PROBLEM DESCRIPTION: Take each line that has the word "readme" and return it.
##############################
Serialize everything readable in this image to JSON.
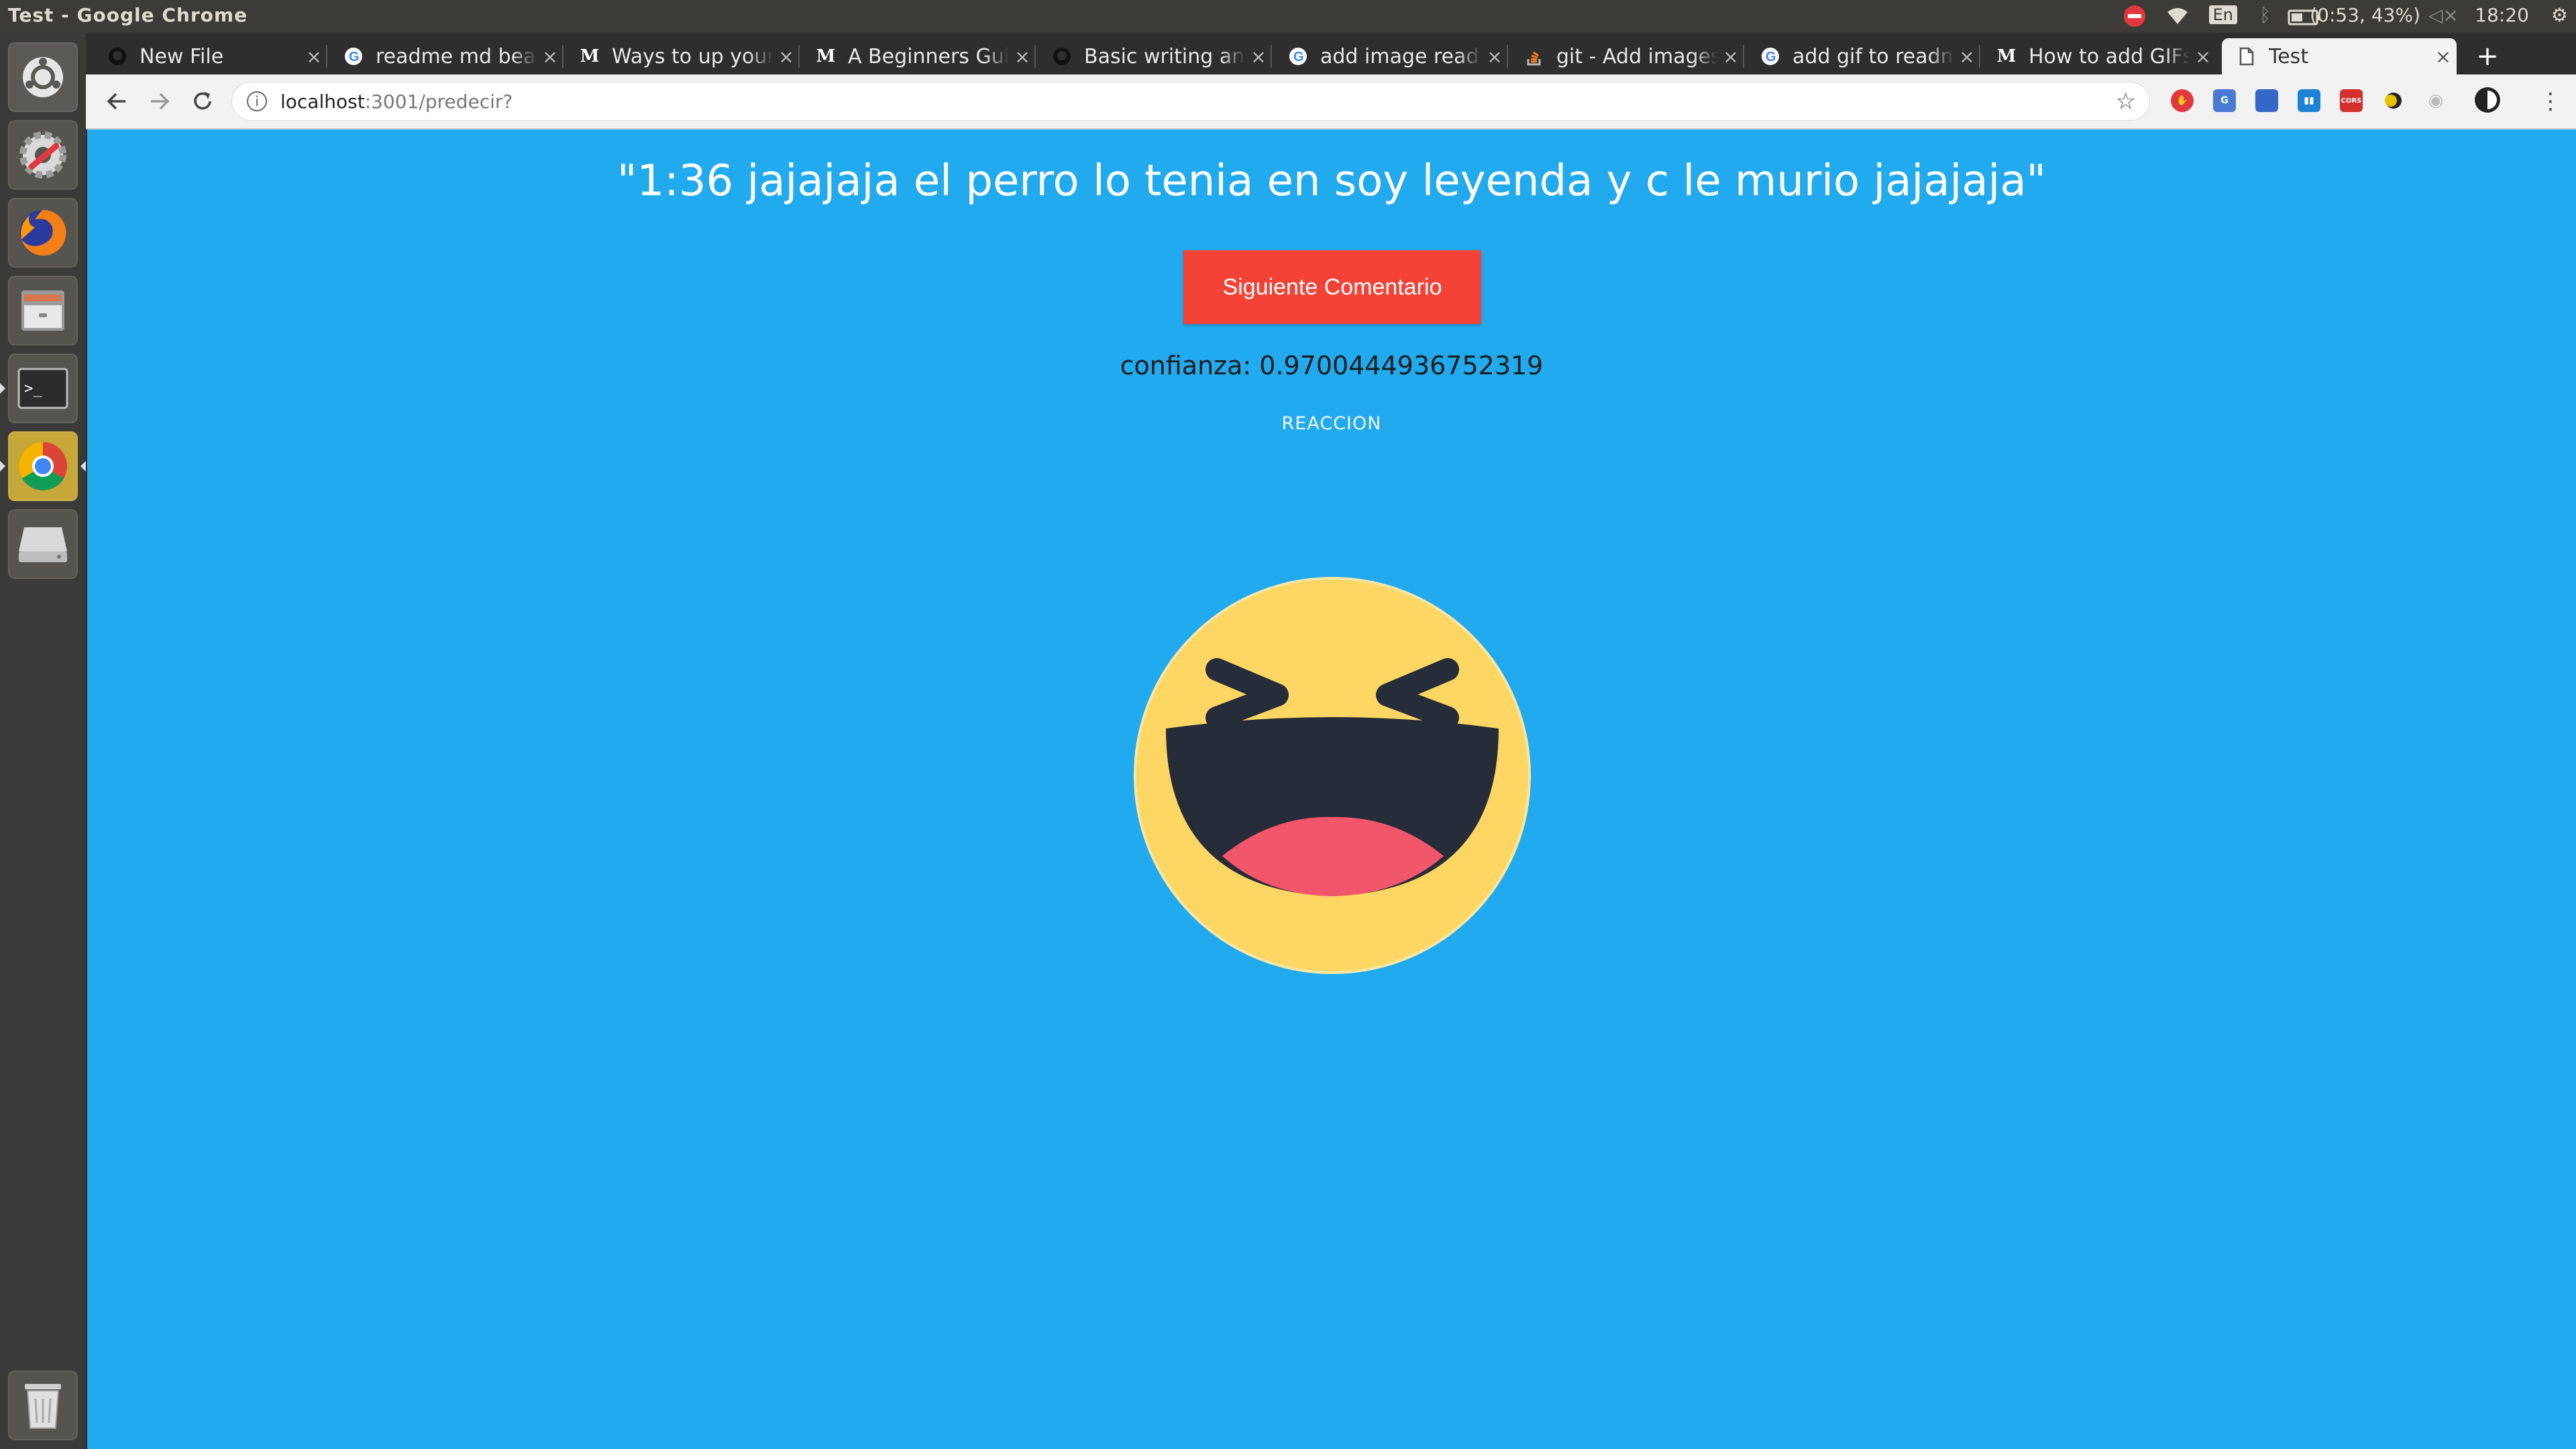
{
  "os": {
    "window_title": "Test - Google Chrome",
    "indicators": {
      "keyboard_layout": "En",
      "battery": "(0:53, 43%)",
      "clock": "18:20"
    },
    "launcher_items": [
      {
        "name": "ubuntu-dash-icon"
      },
      {
        "name": "system-settings-icon"
      },
      {
        "name": "firefox-icon"
      },
      {
        "name": "file-manager-icon"
      },
      {
        "name": "terminal-icon"
      },
      {
        "name": "chrome-icon"
      },
      {
        "name": "disk-drive-icon"
      },
      {
        "name": "trash-icon"
      }
    ]
  },
  "browser": {
    "tabs": [
      {
        "title": "New File",
        "favicon": "github-icon"
      },
      {
        "title": "readme md beautiful",
        "favicon": "google-icon"
      },
      {
        "title": "Ways to up your",
        "favicon": "medium-icon"
      },
      {
        "title": "A Beginners Guide",
        "favicon": "medium-icon"
      },
      {
        "title": "Basic writing and",
        "favicon": "github-icon"
      },
      {
        "title": "add image readme",
        "favicon": "google-icon"
      },
      {
        "title": "git - Add images",
        "favicon": "stackoverflow-icon"
      },
      {
        "title": "add gif to readme",
        "favicon": "google-icon"
      },
      {
        "title": "How to add GIFs",
        "favicon": "medium-icon"
      },
      {
        "title": "Test",
        "favicon": "page-icon",
        "active": true
      }
    ],
    "url": {
      "host": "localhost",
      "rest": ":3001/predecir?"
    }
  },
  "page": {
    "comment": "\"1:36 jajajaja el perro lo tenia en soy leyenda y c le murio jajajaja\"",
    "next_button": "Siguiente Comentario",
    "confidence": "confianza: 0.9700444936752319",
    "reaction_label": "REACCION",
    "reaction_icon": "laughing-face-icon"
  },
  "colors": {
    "page_background": "#22aaee",
    "button": "#f44336",
    "emoji_face": "#fdd663",
    "emoji_tongue": "#f2566b"
  }
}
##############################
CORRECT ANSWER:
        "title": "readme md beautiful",
        "title": "add image readme",
        "title": "add gif to readme",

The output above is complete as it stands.